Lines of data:

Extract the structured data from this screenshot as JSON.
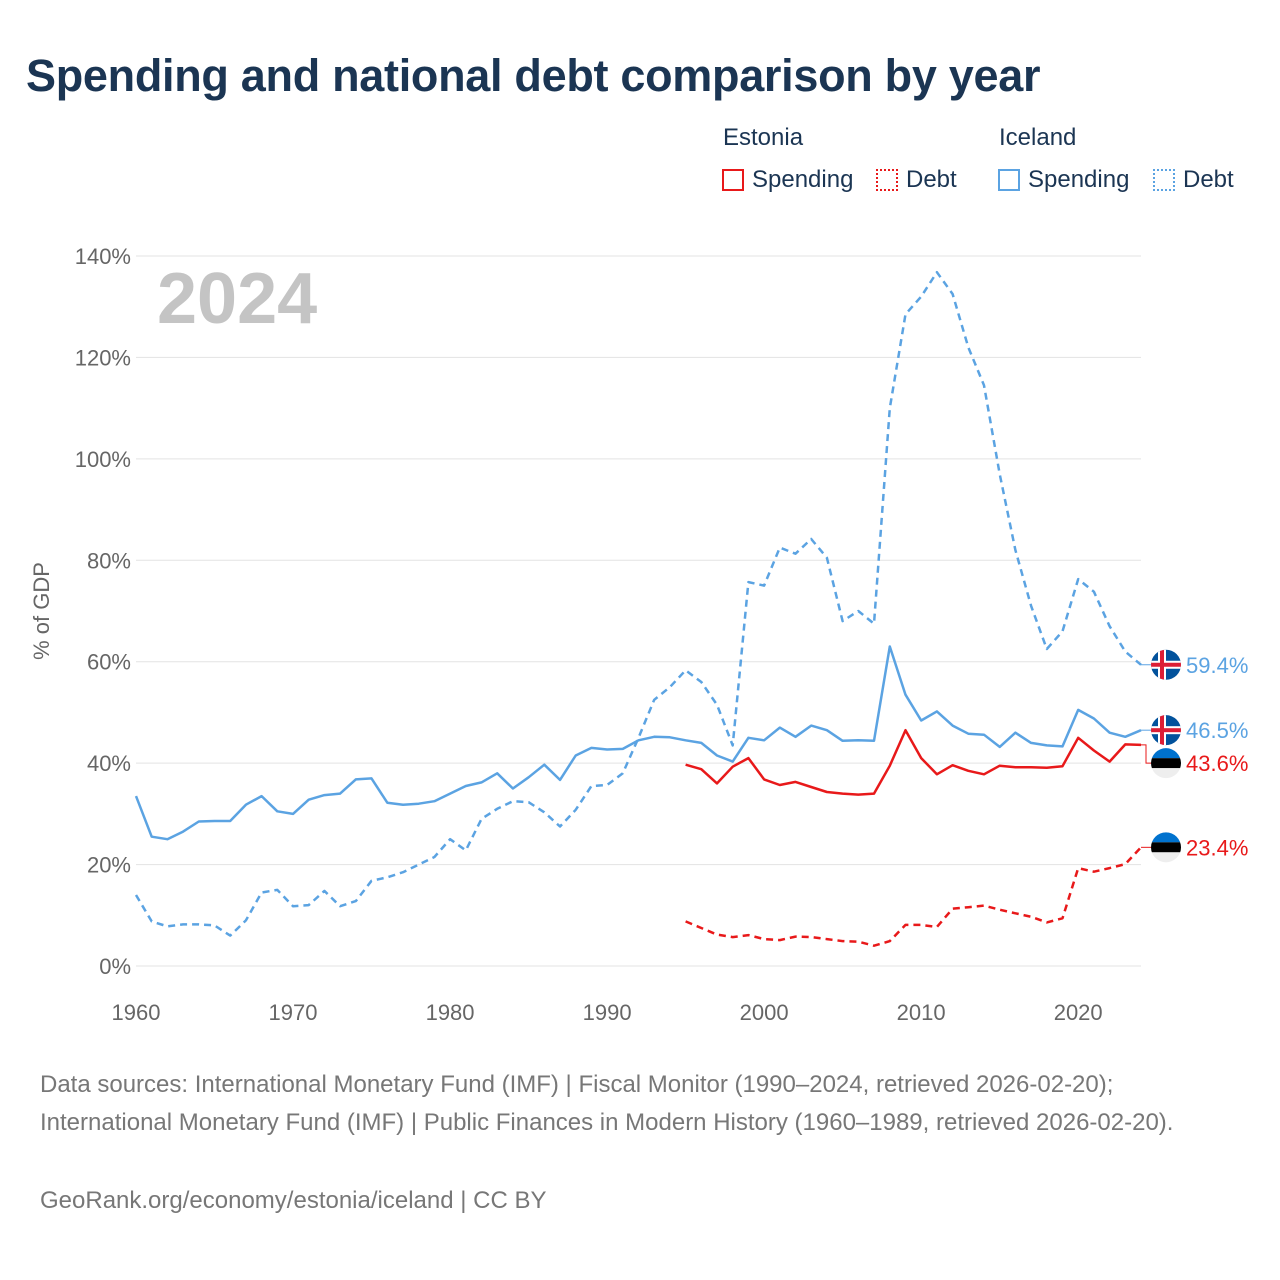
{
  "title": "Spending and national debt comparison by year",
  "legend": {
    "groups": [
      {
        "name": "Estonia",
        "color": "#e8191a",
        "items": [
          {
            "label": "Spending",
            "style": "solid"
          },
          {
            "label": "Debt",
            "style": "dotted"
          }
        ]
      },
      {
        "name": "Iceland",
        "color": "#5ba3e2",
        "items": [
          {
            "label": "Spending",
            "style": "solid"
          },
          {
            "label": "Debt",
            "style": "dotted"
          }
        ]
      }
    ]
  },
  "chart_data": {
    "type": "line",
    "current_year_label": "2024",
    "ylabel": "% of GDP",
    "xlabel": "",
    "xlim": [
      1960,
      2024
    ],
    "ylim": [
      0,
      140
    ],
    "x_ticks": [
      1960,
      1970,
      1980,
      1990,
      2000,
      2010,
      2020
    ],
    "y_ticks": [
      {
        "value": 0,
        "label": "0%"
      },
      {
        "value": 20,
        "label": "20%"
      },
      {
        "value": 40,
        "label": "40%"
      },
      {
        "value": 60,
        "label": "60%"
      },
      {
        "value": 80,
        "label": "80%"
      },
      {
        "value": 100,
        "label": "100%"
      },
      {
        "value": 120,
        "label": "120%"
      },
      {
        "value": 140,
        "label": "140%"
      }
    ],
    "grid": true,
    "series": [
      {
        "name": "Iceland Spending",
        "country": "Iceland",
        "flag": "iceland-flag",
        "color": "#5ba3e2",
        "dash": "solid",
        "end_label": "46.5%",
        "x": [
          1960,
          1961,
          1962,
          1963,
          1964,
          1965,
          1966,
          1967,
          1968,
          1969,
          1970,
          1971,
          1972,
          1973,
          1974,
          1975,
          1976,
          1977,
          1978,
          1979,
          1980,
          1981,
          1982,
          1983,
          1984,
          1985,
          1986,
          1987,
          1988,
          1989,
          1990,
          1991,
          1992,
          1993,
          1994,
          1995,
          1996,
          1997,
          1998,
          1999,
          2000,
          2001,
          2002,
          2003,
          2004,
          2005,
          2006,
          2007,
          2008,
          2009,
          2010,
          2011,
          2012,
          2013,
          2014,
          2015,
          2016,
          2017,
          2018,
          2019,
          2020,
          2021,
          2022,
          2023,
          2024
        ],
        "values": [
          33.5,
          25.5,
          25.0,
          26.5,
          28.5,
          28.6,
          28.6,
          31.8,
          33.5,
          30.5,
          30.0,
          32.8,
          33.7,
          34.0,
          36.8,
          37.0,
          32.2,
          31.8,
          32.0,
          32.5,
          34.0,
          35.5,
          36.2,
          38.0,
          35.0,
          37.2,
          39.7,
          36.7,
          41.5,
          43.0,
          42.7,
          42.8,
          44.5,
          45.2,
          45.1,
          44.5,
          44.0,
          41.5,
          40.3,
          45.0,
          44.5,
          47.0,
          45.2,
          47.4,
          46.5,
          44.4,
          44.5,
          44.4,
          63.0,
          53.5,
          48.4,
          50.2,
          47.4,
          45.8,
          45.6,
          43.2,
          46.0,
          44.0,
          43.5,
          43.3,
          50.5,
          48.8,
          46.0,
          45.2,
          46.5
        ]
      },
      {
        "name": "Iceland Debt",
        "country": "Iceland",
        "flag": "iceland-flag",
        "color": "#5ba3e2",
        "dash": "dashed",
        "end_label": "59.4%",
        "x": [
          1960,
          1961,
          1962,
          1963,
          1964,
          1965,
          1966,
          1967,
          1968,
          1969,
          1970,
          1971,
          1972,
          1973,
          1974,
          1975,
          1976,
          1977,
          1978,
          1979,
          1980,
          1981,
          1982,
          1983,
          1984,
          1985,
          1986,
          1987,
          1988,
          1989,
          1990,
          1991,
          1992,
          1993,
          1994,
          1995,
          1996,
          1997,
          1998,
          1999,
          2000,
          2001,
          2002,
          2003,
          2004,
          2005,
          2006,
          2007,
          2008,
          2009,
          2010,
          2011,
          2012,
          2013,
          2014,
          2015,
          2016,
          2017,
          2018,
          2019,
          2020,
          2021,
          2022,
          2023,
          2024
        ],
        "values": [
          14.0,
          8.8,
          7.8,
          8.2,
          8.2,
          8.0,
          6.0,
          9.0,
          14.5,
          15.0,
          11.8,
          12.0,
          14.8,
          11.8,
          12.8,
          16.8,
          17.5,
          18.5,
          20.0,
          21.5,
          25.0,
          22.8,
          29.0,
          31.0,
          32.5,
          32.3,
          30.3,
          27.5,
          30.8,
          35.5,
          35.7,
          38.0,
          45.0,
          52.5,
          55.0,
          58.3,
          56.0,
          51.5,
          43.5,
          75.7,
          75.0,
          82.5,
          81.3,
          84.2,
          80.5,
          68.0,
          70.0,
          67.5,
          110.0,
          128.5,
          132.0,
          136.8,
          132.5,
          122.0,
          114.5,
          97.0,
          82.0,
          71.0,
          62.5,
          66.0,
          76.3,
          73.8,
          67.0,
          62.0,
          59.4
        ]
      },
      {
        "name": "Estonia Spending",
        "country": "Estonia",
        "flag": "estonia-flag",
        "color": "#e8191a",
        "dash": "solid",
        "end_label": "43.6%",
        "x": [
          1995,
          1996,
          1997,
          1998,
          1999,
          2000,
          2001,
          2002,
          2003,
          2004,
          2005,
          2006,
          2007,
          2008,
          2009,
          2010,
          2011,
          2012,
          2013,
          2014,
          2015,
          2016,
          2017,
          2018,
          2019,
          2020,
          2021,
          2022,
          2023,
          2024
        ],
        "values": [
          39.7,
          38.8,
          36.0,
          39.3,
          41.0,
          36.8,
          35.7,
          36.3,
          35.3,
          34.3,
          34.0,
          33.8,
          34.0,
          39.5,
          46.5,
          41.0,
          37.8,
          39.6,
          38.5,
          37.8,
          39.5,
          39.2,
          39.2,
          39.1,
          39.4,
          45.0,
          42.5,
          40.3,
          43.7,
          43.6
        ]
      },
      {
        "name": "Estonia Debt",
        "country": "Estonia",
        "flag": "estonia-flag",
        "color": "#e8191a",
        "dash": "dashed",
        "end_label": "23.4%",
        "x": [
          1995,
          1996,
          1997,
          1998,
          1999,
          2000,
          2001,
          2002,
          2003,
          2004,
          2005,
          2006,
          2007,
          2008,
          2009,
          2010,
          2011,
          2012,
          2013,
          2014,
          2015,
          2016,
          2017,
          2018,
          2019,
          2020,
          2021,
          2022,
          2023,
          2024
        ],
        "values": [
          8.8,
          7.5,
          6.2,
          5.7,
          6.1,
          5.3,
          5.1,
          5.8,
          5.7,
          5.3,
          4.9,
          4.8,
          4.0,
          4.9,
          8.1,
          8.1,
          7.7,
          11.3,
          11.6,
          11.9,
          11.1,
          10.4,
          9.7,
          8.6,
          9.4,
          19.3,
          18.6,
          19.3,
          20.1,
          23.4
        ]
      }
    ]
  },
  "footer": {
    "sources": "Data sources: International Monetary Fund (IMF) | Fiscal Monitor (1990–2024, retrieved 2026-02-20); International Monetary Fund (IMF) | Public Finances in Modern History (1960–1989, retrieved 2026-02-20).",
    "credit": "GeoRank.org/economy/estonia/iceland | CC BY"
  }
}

Task objective:
The data should be printed again unchanged; leave its pictures out.

Exercise response:
Extract the structured data from this screenshot as JSON.
{
  "title": "Spending and national debt comparison by year",
  "legend": {
    "groups": [
      {
        "name": "Estonia",
        "color": "#e8191a",
        "items": [
          {
            "label": "Spending",
            "style": "solid"
          },
          {
            "label": "Debt",
            "style": "dotted"
          }
        ]
      },
      {
        "name": "Iceland",
        "color": "#5ba3e2",
        "items": [
          {
            "label": "Spending",
            "style": "solid"
          },
          {
            "label": "Debt",
            "style": "dotted"
          }
        ]
      }
    ]
  },
  "chart_data": {
    "type": "line",
    "current_year_label": "2024",
    "ylabel": "% of GDP",
    "xlabel": "",
    "xlim": [
      1960,
      2024
    ],
    "ylim": [
      0,
      140
    ],
    "x_ticks": [
      1960,
      1970,
      1980,
      1990,
      2000,
      2010,
      2020
    ],
    "y_ticks": [
      {
        "value": 0,
        "label": "0%"
      },
      {
        "value": 20,
        "label": "20%"
      },
      {
        "value": 40,
        "label": "40%"
      },
      {
        "value": 60,
        "label": "60%"
      },
      {
        "value": 80,
        "label": "80%"
      },
      {
        "value": 100,
        "label": "100%"
      },
      {
        "value": 120,
        "label": "120%"
      },
      {
        "value": 140,
        "label": "140%"
      }
    ],
    "grid": true,
    "series": [
      {
        "name": "Iceland Spending",
        "country": "Iceland",
        "flag": "iceland-flag",
        "color": "#5ba3e2",
        "dash": "solid",
        "end_label": "46.5%",
        "x": [
          1960,
          1961,
          1962,
          1963,
          1964,
          1965,
          1966,
          1967,
          1968,
          1969,
          1970,
          1971,
          1972,
          1973,
          1974,
          1975,
          1976,
          1977,
          1978,
          1979,
          1980,
          1981,
          1982,
          1983,
          1984,
          1985,
          1986,
          1987,
          1988,
          1989,
          1990,
          1991,
          1992,
          1993,
          1994,
          1995,
          1996,
          1997,
          1998,
          1999,
          2000,
          2001,
          2002,
          2003,
          2004,
          2005,
          2006,
          2007,
          2008,
          2009,
          2010,
          2011,
          2012,
          2013,
          2014,
          2015,
          2016,
          2017,
          2018,
          2019,
          2020,
          2021,
          2022,
          2023,
          2024
        ],
        "values": [
          33.5,
          25.5,
          25.0,
          26.5,
          28.5,
          28.6,
          28.6,
          31.8,
          33.5,
          30.5,
          30.0,
          32.8,
          33.7,
          34.0,
          36.8,
          37.0,
          32.2,
          31.8,
          32.0,
          32.5,
          34.0,
          35.5,
          36.2,
          38.0,
          35.0,
          37.2,
          39.7,
          36.7,
          41.5,
          43.0,
          42.7,
          42.8,
          44.5,
          45.2,
          45.1,
          44.5,
          44.0,
          41.5,
          40.3,
          45.0,
          44.5,
          47.0,
          45.2,
          47.4,
          46.5,
          44.4,
          44.5,
          44.4,
          63.0,
          53.5,
          48.4,
          50.2,
          47.4,
          45.8,
          45.6,
          43.2,
          46.0,
          44.0,
          43.5,
          43.3,
          50.5,
          48.8,
          46.0,
          45.2,
          46.5
        ]
      },
      {
        "name": "Iceland Debt",
        "country": "Iceland",
        "flag": "iceland-flag",
        "color": "#5ba3e2",
        "dash": "dashed",
        "end_label": "59.4%",
        "x": [
          1960,
          1961,
          1962,
          1963,
          1964,
          1965,
          1966,
          1967,
          1968,
          1969,
          1970,
          1971,
          1972,
          1973,
          1974,
          1975,
          1976,
          1977,
          1978,
          1979,
          1980,
          1981,
          1982,
          1983,
          1984,
          1985,
          1986,
          1987,
          1988,
          1989,
          1990,
          1991,
          1992,
          1993,
          1994,
          1995,
          1996,
          1997,
          1998,
          1999,
          2000,
          2001,
          2002,
          2003,
          2004,
          2005,
          2006,
          2007,
          2008,
          2009,
          2010,
          2011,
          2012,
          2013,
          2014,
          2015,
          2016,
          2017,
          2018,
          2019,
          2020,
          2021,
          2022,
          2023,
          2024
        ],
        "values": [
          14.0,
          8.8,
          7.8,
          8.2,
          8.2,
          8.0,
          6.0,
          9.0,
          14.5,
          15.0,
          11.8,
          12.0,
          14.8,
          11.8,
          12.8,
          16.8,
          17.5,
          18.5,
          20.0,
          21.5,
          25.0,
          22.8,
          29.0,
          31.0,
          32.5,
          32.3,
          30.3,
          27.5,
          30.8,
          35.5,
          35.7,
          38.0,
          45.0,
          52.5,
          55.0,
          58.3,
          56.0,
          51.5,
          43.5,
          75.7,
          75.0,
          82.5,
          81.3,
          84.2,
          80.5,
          68.0,
          70.0,
          67.5,
          110.0,
          128.5,
          132.0,
          136.8,
          132.5,
          122.0,
          114.5,
          97.0,
          82.0,
          71.0,
          62.5,
          66.0,
          76.3,
          73.8,
          67.0,
          62.0,
          59.4
        ]
      },
      {
        "name": "Estonia Spending",
        "country": "Estonia",
        "flag": "estonia-flag",
        "color": "#e8191a",
        "dash": "solid",
        "end_label": "43.6%",
        "x": [
          1995,
          1996,
          1997,
          1998,
          1999,
          2000,
          2001,
          2002,
          2003,
          2004,
          2005,
          2006,
          2007,
          2008,
          2009,
          2010,
          2011,
          2012,
          2013,
          2014,
          2015,
          2016,
          2017,
          2018,
          2019,
          2020,
          2021,
          2022,
          2023,
          2024
        ],
        "values": [
          39.7,
          38.8,
          36.0,
          39.3,
          41.0,
          36.8,
          35.7,
          36.3,
          35.3,
          34.3,
          34.0,
          33.8,
          34.0,
          39.5,
          46.5,
          41.0,
          37.8,
          39.6,
          38.5,
          37.8,
          39.5,
          39.2,
          39.2,
          39.1,
          39.4,
          45.0,
          42.5,
          40.3,
          43.7,
          43.6
        ]
      },
      {
        "name": "Estonia Debt",
        "country": "Estonia",
        "flag": "estonia-flag",
        "color": "#e8191a",
        "dash": "dashed",
        "end_label": "23.4%",
        "x": [
          1995,
          1996,
          1997,
          1998,
          1999,
          2000,
          2001,
          2002,
          2003,
          2004,
          2005,
          2006,
          2007,
          2008,
          2009,
          2010,
          2011,
          2012,
          2013,
          2014,
          2015,
          2016,
          2017,
          2018,
          2019,
          2020,
          2021,
          2022,
          2023,
          2024
        ],
        "values": [
          8.8,
          7.5,
          6.2,
          5.7,
          6.1,
          5.3,
          5.1,
          5.8,
          5.7,
          5.3,
          4.9,
          4.8,
          4.0,
          4.9,
          8.1,
          8.1,
          7.7,
          11.3,
          11.6,
          11.9,
          11.1,
          10.4,
          9.7,
          8.6,
          9.4,
          19.3,
          18.6,
          19.3,
          20.1,
          23.4
        ]
      }
    ]
  },
  "footer": {
    "sources": "Data sources: International Monetary Fund (IMF) | Fiscal Monitor (1990–2024, retrieved 2026-02-20); International Monetary Fund (IMF) | Public Finances in Modern History (1960–1989, retrieved 2026-02-20).",
    "credit": "GeoRank.org/economy/estonia/iceland | CC BY"
  }
}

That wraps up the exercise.